>> START Extracted information

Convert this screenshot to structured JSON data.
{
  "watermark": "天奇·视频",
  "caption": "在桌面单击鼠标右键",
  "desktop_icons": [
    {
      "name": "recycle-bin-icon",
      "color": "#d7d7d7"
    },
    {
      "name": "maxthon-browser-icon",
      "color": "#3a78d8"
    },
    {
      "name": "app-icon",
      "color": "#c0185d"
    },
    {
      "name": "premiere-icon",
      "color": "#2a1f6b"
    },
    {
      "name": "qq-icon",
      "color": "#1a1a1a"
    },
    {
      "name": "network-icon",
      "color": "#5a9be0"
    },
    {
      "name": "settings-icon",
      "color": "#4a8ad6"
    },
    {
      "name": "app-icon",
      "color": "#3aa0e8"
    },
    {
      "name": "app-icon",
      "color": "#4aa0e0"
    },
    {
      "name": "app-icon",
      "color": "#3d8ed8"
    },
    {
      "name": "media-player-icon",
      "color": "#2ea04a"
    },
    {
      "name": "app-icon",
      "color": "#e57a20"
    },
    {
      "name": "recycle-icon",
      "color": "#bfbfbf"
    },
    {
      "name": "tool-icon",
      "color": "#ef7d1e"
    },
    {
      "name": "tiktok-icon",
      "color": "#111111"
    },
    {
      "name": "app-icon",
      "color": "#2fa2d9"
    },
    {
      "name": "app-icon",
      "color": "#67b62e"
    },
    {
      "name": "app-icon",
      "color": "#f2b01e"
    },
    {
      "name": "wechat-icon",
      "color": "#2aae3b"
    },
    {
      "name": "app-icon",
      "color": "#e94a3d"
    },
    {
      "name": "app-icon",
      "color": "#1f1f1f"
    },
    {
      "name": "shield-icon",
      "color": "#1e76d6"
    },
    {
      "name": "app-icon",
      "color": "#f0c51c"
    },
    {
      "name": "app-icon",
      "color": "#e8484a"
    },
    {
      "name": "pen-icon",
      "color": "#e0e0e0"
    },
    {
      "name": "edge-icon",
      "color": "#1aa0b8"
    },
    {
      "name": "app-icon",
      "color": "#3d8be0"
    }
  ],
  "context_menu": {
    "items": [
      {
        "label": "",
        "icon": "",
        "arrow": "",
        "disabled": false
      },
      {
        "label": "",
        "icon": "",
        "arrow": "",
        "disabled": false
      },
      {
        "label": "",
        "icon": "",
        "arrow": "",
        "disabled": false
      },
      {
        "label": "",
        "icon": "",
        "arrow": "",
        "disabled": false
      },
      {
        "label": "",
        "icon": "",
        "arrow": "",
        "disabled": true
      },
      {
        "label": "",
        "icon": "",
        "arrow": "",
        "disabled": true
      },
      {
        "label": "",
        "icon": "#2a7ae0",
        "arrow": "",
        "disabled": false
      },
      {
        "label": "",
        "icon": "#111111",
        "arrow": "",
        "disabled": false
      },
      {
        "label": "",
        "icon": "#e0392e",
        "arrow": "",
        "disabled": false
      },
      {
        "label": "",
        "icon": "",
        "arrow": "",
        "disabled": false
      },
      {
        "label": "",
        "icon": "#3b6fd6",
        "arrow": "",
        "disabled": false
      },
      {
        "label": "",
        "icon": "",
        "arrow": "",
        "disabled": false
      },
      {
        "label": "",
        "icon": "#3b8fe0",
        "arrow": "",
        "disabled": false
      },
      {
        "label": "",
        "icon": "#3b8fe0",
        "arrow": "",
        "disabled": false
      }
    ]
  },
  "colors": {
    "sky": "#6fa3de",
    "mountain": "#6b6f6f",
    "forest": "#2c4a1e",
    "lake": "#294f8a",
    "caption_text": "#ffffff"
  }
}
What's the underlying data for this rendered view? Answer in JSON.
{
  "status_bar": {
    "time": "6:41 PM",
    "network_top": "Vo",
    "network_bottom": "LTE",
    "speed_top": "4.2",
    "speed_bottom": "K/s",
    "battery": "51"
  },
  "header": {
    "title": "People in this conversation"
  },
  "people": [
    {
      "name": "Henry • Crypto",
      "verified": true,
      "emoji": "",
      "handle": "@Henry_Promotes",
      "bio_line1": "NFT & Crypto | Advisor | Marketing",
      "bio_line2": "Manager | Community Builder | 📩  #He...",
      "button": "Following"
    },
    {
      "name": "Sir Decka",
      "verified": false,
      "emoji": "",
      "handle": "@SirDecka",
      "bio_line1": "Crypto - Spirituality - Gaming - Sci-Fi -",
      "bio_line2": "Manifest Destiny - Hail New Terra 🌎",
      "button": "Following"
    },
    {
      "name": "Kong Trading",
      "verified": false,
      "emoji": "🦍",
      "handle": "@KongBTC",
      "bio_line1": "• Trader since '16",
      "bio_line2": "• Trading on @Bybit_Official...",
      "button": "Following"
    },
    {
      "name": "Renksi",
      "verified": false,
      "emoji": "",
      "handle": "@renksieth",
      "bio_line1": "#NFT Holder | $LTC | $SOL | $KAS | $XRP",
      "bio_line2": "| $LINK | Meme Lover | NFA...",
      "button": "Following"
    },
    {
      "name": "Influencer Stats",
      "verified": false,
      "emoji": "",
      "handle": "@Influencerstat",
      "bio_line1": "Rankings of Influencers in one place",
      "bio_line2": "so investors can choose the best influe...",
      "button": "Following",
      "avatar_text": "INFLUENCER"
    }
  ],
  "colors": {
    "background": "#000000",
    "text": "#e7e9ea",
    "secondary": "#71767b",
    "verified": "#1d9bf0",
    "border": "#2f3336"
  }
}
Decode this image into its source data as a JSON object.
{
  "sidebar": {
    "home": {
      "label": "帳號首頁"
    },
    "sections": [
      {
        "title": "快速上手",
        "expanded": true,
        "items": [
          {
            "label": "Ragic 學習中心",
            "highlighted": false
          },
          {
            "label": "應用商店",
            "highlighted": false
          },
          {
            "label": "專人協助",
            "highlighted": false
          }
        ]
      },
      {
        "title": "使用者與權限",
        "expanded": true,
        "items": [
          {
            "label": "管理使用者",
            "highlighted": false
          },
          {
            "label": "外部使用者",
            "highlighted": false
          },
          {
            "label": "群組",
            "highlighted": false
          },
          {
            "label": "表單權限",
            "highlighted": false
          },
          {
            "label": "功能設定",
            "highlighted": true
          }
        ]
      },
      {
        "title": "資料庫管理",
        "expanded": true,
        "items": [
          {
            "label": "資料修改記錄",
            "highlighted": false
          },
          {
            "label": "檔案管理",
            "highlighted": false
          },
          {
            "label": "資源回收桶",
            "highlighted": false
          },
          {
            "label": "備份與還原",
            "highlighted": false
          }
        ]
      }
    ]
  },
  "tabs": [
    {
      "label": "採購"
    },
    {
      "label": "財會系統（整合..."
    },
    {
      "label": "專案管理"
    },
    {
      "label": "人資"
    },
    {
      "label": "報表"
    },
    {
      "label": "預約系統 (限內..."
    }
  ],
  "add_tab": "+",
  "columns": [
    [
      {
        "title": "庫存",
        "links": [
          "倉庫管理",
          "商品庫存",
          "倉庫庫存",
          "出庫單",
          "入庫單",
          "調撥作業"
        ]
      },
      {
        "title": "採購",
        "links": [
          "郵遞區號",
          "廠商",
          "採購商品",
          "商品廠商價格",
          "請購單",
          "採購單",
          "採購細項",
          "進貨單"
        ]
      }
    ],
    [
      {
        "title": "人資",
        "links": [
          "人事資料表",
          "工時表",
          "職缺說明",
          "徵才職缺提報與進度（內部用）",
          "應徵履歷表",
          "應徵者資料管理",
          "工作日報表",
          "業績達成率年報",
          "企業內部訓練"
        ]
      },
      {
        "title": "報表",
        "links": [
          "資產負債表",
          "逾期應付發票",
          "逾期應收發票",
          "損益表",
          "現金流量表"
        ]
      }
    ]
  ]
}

>> END Extracted information

_Work to do_:
Look through the records and gather every line containing "JSON".

_Answer to the task_:
Convert this screenshot to structured JSON data.
What's the underlying data for this rendered view? Answer in JSON.
Decode this image into its source data as a JSON object.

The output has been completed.